● **DIRECTIVE**
Return the listing below word for word.

Start

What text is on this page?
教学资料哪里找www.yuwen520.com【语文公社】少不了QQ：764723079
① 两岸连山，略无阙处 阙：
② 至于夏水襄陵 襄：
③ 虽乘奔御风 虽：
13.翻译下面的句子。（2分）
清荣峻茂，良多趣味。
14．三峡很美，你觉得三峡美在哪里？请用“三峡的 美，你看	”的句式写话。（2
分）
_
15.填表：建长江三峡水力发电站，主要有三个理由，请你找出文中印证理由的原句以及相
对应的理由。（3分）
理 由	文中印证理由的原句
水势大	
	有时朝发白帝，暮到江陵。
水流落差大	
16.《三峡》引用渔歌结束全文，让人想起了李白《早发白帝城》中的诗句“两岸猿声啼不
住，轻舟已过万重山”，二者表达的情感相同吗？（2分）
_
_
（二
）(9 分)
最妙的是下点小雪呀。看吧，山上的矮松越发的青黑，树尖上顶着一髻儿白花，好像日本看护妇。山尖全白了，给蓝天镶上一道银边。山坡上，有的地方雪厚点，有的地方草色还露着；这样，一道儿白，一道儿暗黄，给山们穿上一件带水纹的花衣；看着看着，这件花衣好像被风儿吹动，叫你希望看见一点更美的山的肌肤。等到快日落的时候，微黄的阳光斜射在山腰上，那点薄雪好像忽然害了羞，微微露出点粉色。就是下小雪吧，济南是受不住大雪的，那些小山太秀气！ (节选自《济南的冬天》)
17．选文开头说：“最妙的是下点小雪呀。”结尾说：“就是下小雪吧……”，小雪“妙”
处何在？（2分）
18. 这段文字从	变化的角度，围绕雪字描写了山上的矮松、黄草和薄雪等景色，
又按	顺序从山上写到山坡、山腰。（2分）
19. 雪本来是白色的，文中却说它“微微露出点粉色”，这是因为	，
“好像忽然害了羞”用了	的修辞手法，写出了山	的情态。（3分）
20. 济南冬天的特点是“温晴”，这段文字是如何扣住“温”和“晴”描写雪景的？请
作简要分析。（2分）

End

● **THE COMPLETED TASK**
What text is on this page?
教学资料哪里找www.yuwen520.com【语文公社】少不了QQ：764723079
① 两岸连山，略无阙处 阙：
② 至于夏水襄陵 襄：
③ 虽乘奔御风 虽：
13.翻译下面的句子。（2分）
清荣峻茂，良多趣味。
14．三峡很美，你觉得三峡美在哪里？请用“三峡的 美，你看	”的句式写话。（2
分）
_
15.填表：建长江三峡水力发电站，主要有三个理由，请你找出文中印证理由的原句以及相
对应的理由。（3分）
理 由	文中印证理由的原句
水势大	
	有时朝发白帝，暮到江陵。
水流落差大	
16.《三峡》引用渔歌结束全文，让人想起了李白《早发白帝城》中的诗句“两岸猿声啼不
住，轻舟已过万重山”，二者表达的情感相同吗？（2分）
_
_
（二
）(9 分)
最妙的是下点小雪呀。看吧，山上的矮松越发的青黑，树尖上顶着一髻儿白花，好像日本看护妇。山尖全白了，给蓝天镶上一道银边。山坡上，有的地方雪厚点，有的地方草色还露着；这样，一道儿白，一道儿暗黄，给山们穿上一件带水纹的花衣；看着看着，这件花衣好像被风儿吹动，叫你希望看见一点更美的山的肌肤。等到快日落的时候，微黄的阳光斜射在山腰上，那点薄雪好像忽然害了羞，微微露出点粉色。就是下小雪吧，济南是受不住大雪的，那些小山太秀气！ (节选自《济南的冬天》)
17．选文开头说：“最妙的是下点小雪呀。”结尾说：“就是下小雪吧……”，小雪“妙”
处何在？（2分）
18. 这段文字从	变化的角度，围绕雪字描写了山上的矮松、黄草和薄雪等景色，
又按	顺序从山上写到山坡、山腰。（2分）
19. 雪本来是白色的，文中却说它“微微露出点粉色”，这是因为	，
“好像忽然害了羞”用了	的修辞手法，写出了山	的情态。（3分）
20. 济南冬天的特点是“温晴”，这段文字是如何扣住“温”和“晴”描写雪景的？请
作简要分析。（2分）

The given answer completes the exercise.